-- Présentation de l'exercice --
Dans le texte sur la précarisation des travailleurs, reformulez sous forme de liste le paragraphe commençant par « L'Agence nationale de sécurité sanitaire », en conservant ses informations essentielles.

La nécessaire lutte globale contre la précarisation des travailleurs, ayant un emploi ou non -
Partie 3

V. Avoir une approche globale pour limiter les effets de la précarisation

Parmi les combats à mener, l’évolution vers un statut plus protecteur que la microentreprise apparaît comme un enjeu central.

Le gouvernement espagnol et les partenaires sociaux sont ainsi parvenus à un accord en 2021 pour introduire dans le code du travail une « présomption de salariat » pour les livreurs de repas à domicile travaillant pour des plates-formes. Une récente proposition de directive de la Commission européenne va également en ce sens.

Parmi les combats à mener, l’évolution vers un statut plus protecteur que la microentreprise apparaît comme un enjeu central.

L’Agence nationale de sécurité sanitaire – Anses – recommande dans les cas d’externalisation, de « renforcer les responsabilités des donneurs d’ordre dans la prévention des atteintes à la santé ». Elle suggère notamment de réfléchir à l’application d’un dispositif existant déjà pour le travail temporaire, qui rend « l’entreprise utilisatrice » du travailleur intérimaire « responsable des conditions d’exécution du travail » (durée, repos, santé et sécurité) pendant toute la durée de la mission. Ou de contraindre le donneur d’ordre à partager les cotisations accidents du travail-maladies professionnelles du prestataire.

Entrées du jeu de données
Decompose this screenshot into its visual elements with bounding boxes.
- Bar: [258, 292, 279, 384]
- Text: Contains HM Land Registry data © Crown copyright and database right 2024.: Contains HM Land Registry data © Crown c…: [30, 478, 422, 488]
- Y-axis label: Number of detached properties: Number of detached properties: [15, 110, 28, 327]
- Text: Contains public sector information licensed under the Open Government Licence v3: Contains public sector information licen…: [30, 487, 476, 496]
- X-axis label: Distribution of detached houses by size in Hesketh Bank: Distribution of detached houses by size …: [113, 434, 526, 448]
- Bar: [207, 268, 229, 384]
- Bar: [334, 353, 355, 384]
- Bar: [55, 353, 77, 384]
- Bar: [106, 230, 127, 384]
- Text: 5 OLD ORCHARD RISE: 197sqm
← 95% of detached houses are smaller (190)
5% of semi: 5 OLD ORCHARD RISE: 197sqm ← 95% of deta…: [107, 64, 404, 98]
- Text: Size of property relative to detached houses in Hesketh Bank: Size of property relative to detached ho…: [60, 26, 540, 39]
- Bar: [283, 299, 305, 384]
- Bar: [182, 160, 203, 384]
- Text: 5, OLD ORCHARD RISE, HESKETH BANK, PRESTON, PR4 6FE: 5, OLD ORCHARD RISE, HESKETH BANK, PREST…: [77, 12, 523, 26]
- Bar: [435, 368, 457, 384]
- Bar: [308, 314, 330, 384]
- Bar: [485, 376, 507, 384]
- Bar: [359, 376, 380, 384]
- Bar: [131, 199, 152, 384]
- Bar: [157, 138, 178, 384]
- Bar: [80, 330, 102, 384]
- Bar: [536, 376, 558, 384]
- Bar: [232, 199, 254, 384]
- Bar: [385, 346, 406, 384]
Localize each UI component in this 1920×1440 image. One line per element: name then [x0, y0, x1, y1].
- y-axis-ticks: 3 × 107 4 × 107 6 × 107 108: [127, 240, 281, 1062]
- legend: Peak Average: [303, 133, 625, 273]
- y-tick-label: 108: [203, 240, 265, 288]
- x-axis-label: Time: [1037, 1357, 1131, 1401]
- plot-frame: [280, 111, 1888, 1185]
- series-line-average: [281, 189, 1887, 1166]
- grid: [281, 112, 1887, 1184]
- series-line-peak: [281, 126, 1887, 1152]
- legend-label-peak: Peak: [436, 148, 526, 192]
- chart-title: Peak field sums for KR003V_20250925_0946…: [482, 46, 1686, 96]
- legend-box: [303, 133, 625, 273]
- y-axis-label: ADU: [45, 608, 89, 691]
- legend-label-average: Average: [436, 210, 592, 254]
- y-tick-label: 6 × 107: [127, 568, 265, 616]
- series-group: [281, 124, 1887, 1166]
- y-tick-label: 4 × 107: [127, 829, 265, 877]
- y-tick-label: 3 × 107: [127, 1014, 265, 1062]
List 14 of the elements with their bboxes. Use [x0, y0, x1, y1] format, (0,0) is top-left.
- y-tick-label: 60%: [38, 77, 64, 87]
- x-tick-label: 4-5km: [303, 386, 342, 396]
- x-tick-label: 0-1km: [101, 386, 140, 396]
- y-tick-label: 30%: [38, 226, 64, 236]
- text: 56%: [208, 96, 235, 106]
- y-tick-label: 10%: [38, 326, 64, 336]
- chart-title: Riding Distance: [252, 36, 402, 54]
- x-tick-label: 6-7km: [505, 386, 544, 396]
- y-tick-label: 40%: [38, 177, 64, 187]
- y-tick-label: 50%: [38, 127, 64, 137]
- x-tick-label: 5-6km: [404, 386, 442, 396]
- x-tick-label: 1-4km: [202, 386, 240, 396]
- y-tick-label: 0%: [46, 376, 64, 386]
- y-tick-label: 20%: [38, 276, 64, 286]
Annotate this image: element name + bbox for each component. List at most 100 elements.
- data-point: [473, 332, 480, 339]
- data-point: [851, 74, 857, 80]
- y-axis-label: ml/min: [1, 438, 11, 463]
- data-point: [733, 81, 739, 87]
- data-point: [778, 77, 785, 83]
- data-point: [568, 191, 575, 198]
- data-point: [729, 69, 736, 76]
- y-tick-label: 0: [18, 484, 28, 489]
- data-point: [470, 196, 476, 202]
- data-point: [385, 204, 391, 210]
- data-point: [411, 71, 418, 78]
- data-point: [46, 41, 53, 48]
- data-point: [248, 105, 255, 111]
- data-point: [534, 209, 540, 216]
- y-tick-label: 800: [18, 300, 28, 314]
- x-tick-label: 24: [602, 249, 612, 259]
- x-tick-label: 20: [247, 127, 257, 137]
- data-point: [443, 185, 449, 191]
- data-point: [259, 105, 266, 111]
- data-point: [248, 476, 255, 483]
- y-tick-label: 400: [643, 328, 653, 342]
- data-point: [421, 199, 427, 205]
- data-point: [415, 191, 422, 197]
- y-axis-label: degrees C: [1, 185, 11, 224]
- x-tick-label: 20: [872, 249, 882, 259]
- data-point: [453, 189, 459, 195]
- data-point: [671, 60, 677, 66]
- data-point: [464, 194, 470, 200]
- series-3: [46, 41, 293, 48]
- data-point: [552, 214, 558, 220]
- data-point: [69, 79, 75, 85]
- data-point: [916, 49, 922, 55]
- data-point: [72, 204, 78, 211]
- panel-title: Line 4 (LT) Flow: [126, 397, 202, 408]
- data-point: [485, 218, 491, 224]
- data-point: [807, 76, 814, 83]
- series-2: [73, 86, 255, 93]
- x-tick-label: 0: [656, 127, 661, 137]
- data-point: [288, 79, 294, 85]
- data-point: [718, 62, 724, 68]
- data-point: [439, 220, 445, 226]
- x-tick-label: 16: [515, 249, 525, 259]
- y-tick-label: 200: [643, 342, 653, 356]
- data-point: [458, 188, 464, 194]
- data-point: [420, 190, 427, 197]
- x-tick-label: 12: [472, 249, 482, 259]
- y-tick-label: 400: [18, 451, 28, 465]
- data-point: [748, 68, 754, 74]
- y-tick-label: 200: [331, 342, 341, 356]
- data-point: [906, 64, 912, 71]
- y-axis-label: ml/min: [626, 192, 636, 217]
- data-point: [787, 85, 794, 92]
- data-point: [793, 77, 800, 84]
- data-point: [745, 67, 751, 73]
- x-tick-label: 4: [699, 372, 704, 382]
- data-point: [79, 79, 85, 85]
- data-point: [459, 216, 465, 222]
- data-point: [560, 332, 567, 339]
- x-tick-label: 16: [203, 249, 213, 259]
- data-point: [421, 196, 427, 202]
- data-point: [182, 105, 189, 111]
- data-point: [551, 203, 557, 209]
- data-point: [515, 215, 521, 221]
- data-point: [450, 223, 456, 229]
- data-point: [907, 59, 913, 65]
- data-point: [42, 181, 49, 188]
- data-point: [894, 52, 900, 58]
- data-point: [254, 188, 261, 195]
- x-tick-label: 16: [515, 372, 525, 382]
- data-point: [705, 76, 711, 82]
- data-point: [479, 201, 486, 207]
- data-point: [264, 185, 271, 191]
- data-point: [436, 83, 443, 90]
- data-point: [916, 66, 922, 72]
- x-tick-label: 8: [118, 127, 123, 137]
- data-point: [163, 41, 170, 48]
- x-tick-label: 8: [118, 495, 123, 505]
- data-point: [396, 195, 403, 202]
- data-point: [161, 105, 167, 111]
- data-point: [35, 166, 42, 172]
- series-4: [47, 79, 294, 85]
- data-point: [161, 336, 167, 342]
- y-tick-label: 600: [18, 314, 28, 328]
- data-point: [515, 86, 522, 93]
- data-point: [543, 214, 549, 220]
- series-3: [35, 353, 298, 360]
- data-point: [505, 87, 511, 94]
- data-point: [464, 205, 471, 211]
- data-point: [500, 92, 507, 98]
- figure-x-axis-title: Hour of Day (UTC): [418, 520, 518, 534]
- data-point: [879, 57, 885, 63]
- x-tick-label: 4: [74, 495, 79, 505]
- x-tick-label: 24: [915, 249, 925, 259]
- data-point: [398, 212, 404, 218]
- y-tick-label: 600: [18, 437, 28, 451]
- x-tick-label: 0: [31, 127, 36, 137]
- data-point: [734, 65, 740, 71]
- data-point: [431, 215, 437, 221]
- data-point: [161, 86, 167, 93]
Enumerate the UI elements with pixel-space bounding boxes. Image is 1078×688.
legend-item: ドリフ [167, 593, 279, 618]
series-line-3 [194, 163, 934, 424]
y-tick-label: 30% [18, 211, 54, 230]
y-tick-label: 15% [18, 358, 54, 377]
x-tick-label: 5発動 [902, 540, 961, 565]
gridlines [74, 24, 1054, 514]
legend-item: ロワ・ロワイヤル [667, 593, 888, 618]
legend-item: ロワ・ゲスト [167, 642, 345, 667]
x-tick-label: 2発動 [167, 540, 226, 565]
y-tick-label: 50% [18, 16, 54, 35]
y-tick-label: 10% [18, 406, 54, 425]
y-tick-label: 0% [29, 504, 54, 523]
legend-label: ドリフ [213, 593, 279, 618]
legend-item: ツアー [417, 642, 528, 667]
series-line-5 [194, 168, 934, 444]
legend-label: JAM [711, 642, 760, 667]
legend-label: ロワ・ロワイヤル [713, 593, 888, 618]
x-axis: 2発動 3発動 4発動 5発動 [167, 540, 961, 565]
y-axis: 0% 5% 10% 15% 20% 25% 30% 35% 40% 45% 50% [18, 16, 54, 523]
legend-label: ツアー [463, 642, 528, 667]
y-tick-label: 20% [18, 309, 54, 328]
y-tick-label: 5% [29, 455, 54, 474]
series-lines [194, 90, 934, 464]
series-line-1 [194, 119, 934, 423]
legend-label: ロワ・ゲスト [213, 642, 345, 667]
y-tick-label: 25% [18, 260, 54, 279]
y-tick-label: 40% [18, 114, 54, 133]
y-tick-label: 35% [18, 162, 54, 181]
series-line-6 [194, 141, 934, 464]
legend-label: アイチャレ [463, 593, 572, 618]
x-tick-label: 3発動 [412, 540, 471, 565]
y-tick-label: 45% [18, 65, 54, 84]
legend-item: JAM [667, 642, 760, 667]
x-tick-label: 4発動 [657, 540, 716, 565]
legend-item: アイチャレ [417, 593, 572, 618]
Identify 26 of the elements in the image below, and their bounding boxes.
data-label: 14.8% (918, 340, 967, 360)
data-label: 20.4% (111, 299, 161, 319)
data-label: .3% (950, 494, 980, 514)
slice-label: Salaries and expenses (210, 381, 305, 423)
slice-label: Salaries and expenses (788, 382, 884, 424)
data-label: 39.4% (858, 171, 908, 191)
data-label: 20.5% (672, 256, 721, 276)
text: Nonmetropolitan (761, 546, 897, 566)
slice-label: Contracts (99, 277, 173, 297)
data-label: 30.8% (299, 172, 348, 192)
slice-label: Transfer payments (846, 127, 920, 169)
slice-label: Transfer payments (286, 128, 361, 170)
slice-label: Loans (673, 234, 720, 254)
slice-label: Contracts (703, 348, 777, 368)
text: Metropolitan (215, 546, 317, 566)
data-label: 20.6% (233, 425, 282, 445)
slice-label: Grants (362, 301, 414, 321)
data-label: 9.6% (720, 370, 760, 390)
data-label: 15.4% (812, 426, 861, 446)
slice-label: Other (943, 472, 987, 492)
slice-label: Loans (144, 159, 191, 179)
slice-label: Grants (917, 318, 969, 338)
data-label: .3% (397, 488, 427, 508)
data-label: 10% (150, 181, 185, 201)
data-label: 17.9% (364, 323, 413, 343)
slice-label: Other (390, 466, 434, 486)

-- Réponse produite --
- L'Anses recommande, en cas d'externalisation, de renforcer les responsabilités des donneurs d'ordre dans la prévention des atteintes à la santé.
- Première piste : appliquer le dispositif déjà prévu pour le travail temporaire. Celui-ci rend l'entreprise utilisatrice responsable des conditions d'exécution du travail (durée, repos, santé et sécurité) pendant toute la mission.
- Seconde piste : obliger le donneur d'ordre à partager les cotisations accidents du travail-maladies professionnelles du prestataire.